** Start Dataset records **
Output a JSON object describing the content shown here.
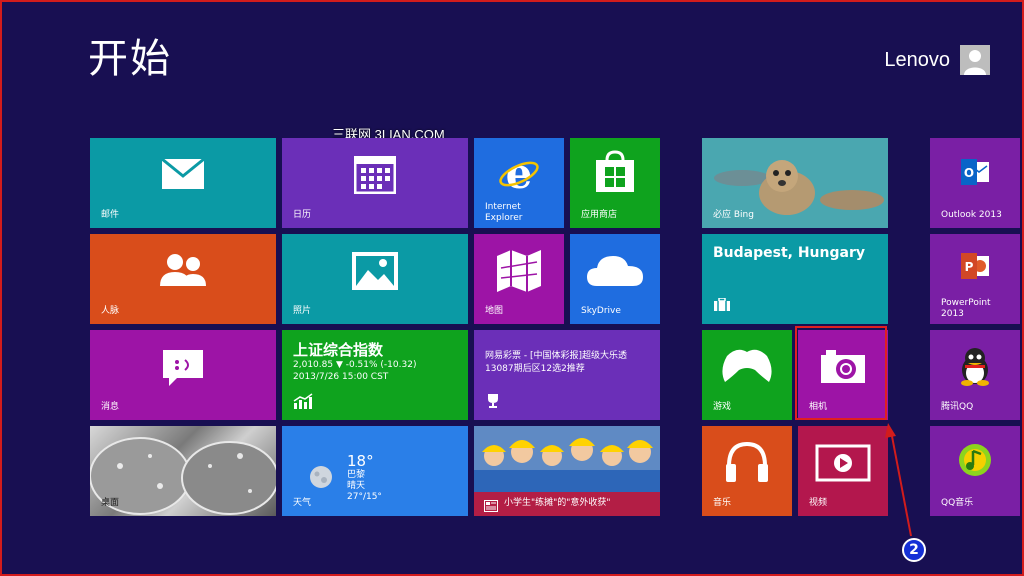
{
  "screen": {
    "title": "开始",
    "user_name": "Lenovo",
    "watermark": "三联网 3LIAN.COM"
  },
  "tiles": {
    "mail": {
      "label": "邮件"
    },
    "calendar": {
      "label": "日历"
    },
    "ie": {
      "label_line1": "Internet",
      "label_line2": "Explorer"
    },
    "store": {
      "label": "应用商店"
    },
    "people": {
      "label": "人脉"
    },
    "photos": {
      "label": "照片"
    },
    "maps": {
      "label": "地图"
    },
    "skydrive": {
      "label": "SkyDrive"
    },
    "messaging": {
      "label": "消息"
    },
    "finance": {
      "title": "上证综合指数",
      "line1": "2,010.85  ▼ -0.51% (-10.32)",
      "line2": "2013/7/26 15:00 CST"
    },
    "news_lottery": {
      "text": "网易彩票 - [中国体彩报]超级大乐透13087期后区12选2推荐"
    },
    "desktop": {
      "label": "桌面"
    },
    "weather": {
      "temp": "18°",
      "city": "巴黎",
      "condition": "晴天",
      "range": "27°/15°",
      "label": "天气"
    },
    "news_photo": {
      "caption": "小学生\"练摊\"的\"意外收获\""
    },
    "bing": {
      "label": "必应 Bing"
    },
    "travel": {
      "city": "Budapest, Hungary"
    },
    "games": {
      "label": "游戏"
    },
    "camera": {
      "label": "相机"
    },
    "music": {
      "label": "音乐"
    },
    "video": {
      "label": "视频"
    },
    "outlook": {
      "label": "Outlook 2013"
    },
    "powerpoint": {
      "label_line1": "PowerPoint",
      "label_line2": "2013"
    },
    "qq": {
      "label": "腾讯QQ"
    },
    "qqmusic": {
      "label": "QQ音乐"
    }
  },
  "annotation": {
    "step_number": "2"
  },
  "icons": [
    "mail-icon",
    "calendar-icon",
    "ie-icon",
    "store-icon",
    "people-icon",
    "photos-icon",
    "maps-icon",
    "skydrive-icon",
    "messaging-icon",
    "finance-icon",
    "trophy-icon",
    "weather-icon",
    "news-icon",
    "travel-icon",
    "games-icon",
    "camera-icon",
    "music-icon",
    "video-icon",
    "outlook-icon",
    "powerpoint-icon",
    "qq-icon",
    "qqmusic-icon"
  ],
  "colors": {
    "background": "#180f52",
    "annotation_red": "#e02020",
    "callout_blue": "#1530d6"
  }
}
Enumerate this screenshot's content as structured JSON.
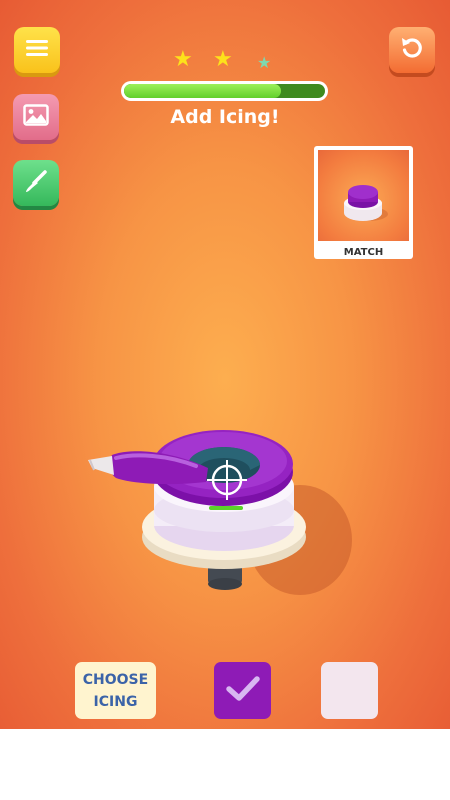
{
  "hud": {
    "stars_filled": 2,
    "stars_total": 3,
    "progress": 0.78,
    "instruction": "Add Icing!"
  },
  "icons": {
    "menu": "menu-icon",
    "gallery": "image-icon",
    "tool": "spatula-icon",
    "restart": "restart-icon"
  },
  "match_card": {
    "label": "MATCH"
  },
  "bottom_bar": {
    "choose_icing_line1": "CHOOSE",
    "choose_icing_line2": "ICING",
    "colors": [
      "#8e1bb6",
      "#f3e6ee"
    ],
    "selected_color_index": 0
  },
  "colors": {
    "background_center": "#fdae4f",
    "background_edge": "#e75b34",
    "icing_purple": "#8e1bb6",
    "progress_green": "#6ed42f",
    "star_yellow": "#fde11b",
    "star_teal": "#7ed9b0"
  }
}
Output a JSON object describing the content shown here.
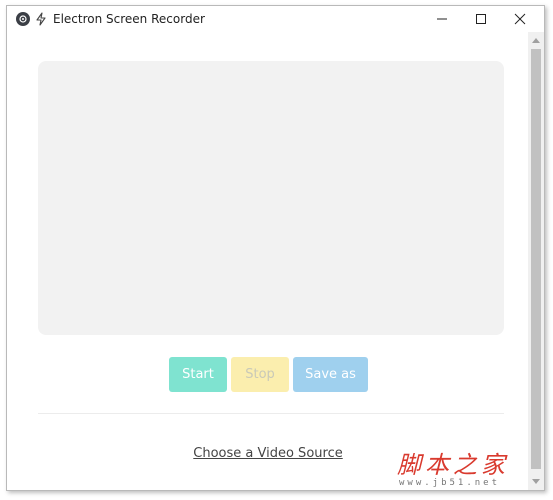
{
  "window": {
    "title": "Electron Screen Recorder",
    "app_icon": "app-logo-icon",
    "title_icon": "lightning-bolt-icon"
  },
  "controls": {
    "start_label": "Start",
    "stop_label": "Stop",
    "save_label": "Save as"
  },
  "video_source_label": "Choose a Video Source",
  "watermark": {
    "chars": "脚本之家",
    "url": "www.jb51.net"
  },
  "colors": {
    "start": "#7fe3d0",
    "stop": "#fbeeae",
    "save": "#9fd0ee",
    "video_area": "#f2f2f2",
    "watermark": "#d93a2e"
  }
}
** End Dataset records **
A faithful copy of the records above is needed, with the pictures left out.

Output a JSON object describing the content shown here.
{
  "screen": {
    "title": "开始",
    "user_name": "Lenovo",
    "watermark": "三联网 3LIAN.COM"
  },
  "tiles": {
    "mail": {
      "label": "邮件"
    },
    "calendar": {
      "label": "日历"
    },
    "ie": {
      "label_line1": "Internet",
      "label_line2": "Explorer"
    },
    "store": {
      "label": "应用商店"
    },
    "people": {
      "label": "人脉"
    },
    "photos": {
      "label": "照片"
    },
    "maps": {
      "label": "地图"
    },
    "skydrive": {
      "label": "SkyDrive"
    },
    "messaging": {
      "label": "消息"
    },
    "finance": {
      "title": "上证综合指数",
      "line1": "2,010.85  ▼ -0.51% (-10.32)",
      "line2": "2013/7/26 15:00 CST"
    },
    "news_lottery": {
      "text": "网易彩票 - [中国体彩报]超级大乐透13087期后区12选2推荐"
    },
    "desktop": {
      "label": "桌面"
    },
    "weather": {
      "temp": "18°",
      "city": "巴黎",
      "condition": "晴天",
      "range": "27°/15°",
      "label": "天气"
    },
    "news_photo": {
      "caption": "小学生\"练摊\"的\"意外收获\""
    },
    "bing": {
      "label": "必应 Bing"
    },
    "travel": {
      "city": "Budapest, Hungary"
    },
    "games": {
      "label": "游戏"
    },
    "camera": {
      "label": "相机"
    },
    "music": {
      "label": "音乐"
    },
    "video": {
      "label": "视频"
    },
    "outlook": {
      "label": "Outlook 2013"
    },
    "powerpoint": {
      "label_line1": "PowerPoint",
      "label_line2": "2013"
    },
    "qq": {
      "label": "腾讯QQ"
    },
    "qqmusic": {
      "label": "QQ音乐"
    }
  },
  "annotation": {
    "step_number": "2"
  },
  "icons": [
    "mail-icon",
    "calendar-icon",
    "ie-icon",
    "store-icon",
    "people-icon",
    "photos-icon",
    "maps-icon",
    "skydrive-icon",
    "messaging-icon",
    "finance-icon",
    "trophy-icon",
    "weather-icon",
    "news-icon",
    "travel-icon",
    "games-icon",
    "camera-icon",
    "music-icon",
    "video-icon",
    "outlook-icon",
    "powerpoint-icon",
    "qq-icon",
    "qqmusic-icon"
  ],
  "colors": {
    "background": "#180f52",
    "annotation_red": "#e02020",
    "callout_blue": "#1530d6"
  }
}
Enumerate this screenshot's content as structured JSON.
{
  "hud": {
    "stars_filled": 2,
    "stars_total": 3,
    "progress": 0.78,
    "instruction": "Add Icing!"
  },
  "icons": {
    "menu": "menu-icon",
    "gallery": "image-icon",
    "tool": "spatula-icon",
    "restart": "restart-icon"
  },
  "match_card": {
    "label": "MATCH"
  },
  "bottom_bar": {
    "choose_icing_line1": "CHOOSE",
    "choose_icing_line2": "ICING",
    "colors": [
      "#8e1bb6",
      "#f3e6ee"
    ],
    "selected_color_index": 0
  },
  "colors": {
    "background_center": "#fdae4f",
    "background_edge": "#e75b34",
    "icing_purple": "#8e1bb6",
    "progress_green": "#6ed42f",
    "star_yellow": "#fde11b",
    "star_teal": "#7ed9b0"
  }
}
Output a JSON object describing the content shown here.
{
  "window": {
    "title": "Electron Screen Recorder",
    "app_icon": "app-logo-icon",
    "title_icon": "lightning-bolt-icon"
  },
  "controls": {
    "start_label": "Start",
    "stop_label": "Stop",
    "save_label": "Save as"
  },
  "video_source_label": "Choose a Video Source",
  "watermark": {
    "chars": "脚本之家",
    "url": "www.jb51.net"
  },
  "colors": {
    "start": "#7fe3d0",
    "stop": "#fbeeae",
    "save": "#9fd0ee",
    "video_area": "#f2f2f2",
    "watermark": "#d93a2e"
  }
}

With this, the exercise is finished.